■ Material shown
====
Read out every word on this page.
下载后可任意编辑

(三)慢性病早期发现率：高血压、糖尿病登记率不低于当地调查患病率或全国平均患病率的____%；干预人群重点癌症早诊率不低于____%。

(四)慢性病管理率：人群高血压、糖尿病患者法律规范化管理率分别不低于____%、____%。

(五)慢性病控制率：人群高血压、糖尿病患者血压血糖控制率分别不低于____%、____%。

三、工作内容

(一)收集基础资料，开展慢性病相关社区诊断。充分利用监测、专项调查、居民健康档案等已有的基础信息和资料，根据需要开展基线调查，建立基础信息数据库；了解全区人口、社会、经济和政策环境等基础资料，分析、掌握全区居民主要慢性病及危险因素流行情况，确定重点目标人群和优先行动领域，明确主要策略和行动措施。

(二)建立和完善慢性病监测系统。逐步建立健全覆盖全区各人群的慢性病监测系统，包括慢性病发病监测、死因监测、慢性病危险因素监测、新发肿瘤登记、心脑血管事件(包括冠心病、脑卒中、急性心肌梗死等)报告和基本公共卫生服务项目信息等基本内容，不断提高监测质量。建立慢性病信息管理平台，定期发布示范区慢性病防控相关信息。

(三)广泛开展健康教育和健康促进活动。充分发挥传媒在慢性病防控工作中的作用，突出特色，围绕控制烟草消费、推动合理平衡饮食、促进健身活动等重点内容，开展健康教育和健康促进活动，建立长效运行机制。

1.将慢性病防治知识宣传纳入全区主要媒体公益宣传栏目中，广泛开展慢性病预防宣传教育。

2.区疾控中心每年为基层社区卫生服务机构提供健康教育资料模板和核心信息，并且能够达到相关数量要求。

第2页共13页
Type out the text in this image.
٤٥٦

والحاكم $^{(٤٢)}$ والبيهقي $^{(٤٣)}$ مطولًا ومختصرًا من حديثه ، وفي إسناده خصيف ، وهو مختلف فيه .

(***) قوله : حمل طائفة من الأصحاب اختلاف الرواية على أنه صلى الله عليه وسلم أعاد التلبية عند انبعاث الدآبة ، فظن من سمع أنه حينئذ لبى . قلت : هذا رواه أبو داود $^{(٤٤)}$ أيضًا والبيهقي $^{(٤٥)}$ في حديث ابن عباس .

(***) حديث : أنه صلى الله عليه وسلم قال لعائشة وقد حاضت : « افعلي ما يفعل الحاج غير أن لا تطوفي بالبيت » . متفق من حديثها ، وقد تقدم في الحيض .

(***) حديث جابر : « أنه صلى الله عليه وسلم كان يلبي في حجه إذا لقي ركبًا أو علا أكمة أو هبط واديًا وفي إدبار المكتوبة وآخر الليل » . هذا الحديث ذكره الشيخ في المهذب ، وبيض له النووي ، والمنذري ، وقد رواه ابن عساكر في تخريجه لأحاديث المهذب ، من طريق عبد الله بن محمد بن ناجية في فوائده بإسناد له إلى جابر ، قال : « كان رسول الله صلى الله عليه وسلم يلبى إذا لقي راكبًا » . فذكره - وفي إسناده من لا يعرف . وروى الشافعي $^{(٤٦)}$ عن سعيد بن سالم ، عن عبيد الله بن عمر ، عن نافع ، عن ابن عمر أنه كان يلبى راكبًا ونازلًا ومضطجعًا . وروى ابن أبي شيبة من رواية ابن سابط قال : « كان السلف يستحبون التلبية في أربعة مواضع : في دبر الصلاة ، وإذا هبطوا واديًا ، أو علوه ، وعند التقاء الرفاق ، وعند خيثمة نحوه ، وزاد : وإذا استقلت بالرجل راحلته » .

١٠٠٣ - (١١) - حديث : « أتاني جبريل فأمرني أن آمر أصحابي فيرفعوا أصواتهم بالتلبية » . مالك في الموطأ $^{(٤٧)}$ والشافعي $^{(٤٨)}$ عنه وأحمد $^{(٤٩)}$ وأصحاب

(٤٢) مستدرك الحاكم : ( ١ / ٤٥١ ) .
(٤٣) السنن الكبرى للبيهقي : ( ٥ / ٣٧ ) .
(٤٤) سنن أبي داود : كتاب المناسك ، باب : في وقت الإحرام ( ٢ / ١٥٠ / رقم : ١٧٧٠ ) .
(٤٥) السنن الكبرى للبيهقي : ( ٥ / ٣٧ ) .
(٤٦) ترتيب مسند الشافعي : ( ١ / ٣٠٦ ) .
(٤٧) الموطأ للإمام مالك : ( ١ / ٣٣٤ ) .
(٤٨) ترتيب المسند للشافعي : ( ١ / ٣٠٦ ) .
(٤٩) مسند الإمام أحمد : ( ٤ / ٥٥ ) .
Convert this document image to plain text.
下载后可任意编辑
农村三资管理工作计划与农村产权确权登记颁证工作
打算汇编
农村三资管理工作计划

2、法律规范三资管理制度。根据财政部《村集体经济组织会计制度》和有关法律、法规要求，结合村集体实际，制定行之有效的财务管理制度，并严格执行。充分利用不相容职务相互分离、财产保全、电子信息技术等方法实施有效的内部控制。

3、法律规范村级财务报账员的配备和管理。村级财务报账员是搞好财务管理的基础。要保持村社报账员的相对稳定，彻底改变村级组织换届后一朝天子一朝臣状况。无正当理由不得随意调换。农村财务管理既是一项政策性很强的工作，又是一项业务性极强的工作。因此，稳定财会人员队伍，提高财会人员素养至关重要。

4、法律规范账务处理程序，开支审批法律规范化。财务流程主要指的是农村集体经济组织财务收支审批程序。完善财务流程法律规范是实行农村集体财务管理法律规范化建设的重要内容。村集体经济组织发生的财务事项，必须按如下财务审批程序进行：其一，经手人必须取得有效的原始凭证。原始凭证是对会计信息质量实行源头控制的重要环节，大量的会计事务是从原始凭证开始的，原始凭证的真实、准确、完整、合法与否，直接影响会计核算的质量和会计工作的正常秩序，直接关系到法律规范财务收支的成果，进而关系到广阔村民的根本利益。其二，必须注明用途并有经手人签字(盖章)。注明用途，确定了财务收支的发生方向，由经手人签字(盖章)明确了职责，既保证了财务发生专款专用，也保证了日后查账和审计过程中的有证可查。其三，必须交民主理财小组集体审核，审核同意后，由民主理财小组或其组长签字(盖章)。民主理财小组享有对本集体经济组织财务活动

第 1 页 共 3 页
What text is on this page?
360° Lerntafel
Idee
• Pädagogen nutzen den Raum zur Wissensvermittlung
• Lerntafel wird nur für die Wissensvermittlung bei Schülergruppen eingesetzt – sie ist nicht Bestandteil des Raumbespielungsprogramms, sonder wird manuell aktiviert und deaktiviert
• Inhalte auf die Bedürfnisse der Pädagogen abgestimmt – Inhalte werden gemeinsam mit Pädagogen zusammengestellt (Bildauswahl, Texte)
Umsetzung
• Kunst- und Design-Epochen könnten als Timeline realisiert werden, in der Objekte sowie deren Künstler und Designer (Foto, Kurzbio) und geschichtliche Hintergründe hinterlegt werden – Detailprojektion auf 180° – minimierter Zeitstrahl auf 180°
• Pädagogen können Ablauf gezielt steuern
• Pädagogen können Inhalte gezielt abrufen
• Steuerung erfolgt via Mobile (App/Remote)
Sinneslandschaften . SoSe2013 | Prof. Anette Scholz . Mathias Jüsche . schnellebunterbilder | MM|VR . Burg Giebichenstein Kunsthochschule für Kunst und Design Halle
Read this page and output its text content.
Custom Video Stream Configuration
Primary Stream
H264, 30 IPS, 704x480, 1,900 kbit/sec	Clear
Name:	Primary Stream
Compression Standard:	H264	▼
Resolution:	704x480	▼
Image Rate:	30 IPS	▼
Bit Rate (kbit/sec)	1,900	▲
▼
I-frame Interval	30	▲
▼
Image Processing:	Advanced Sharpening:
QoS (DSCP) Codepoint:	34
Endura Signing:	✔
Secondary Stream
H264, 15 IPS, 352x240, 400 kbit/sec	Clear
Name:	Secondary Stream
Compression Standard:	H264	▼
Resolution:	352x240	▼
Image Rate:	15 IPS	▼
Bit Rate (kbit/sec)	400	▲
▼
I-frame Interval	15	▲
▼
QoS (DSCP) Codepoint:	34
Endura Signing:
====
■ Set exercise
Which lines contain "人群高血压"? Copy each of them out.

■ Correct output
(四)慢性病管理率：人群高血压、糖尿病患者法律规范化管理率分别不低于____%、____%。
(五)慢性病控制率：人群高血压、糖尿病患者血压血糖控制率分别不低于____%、____%。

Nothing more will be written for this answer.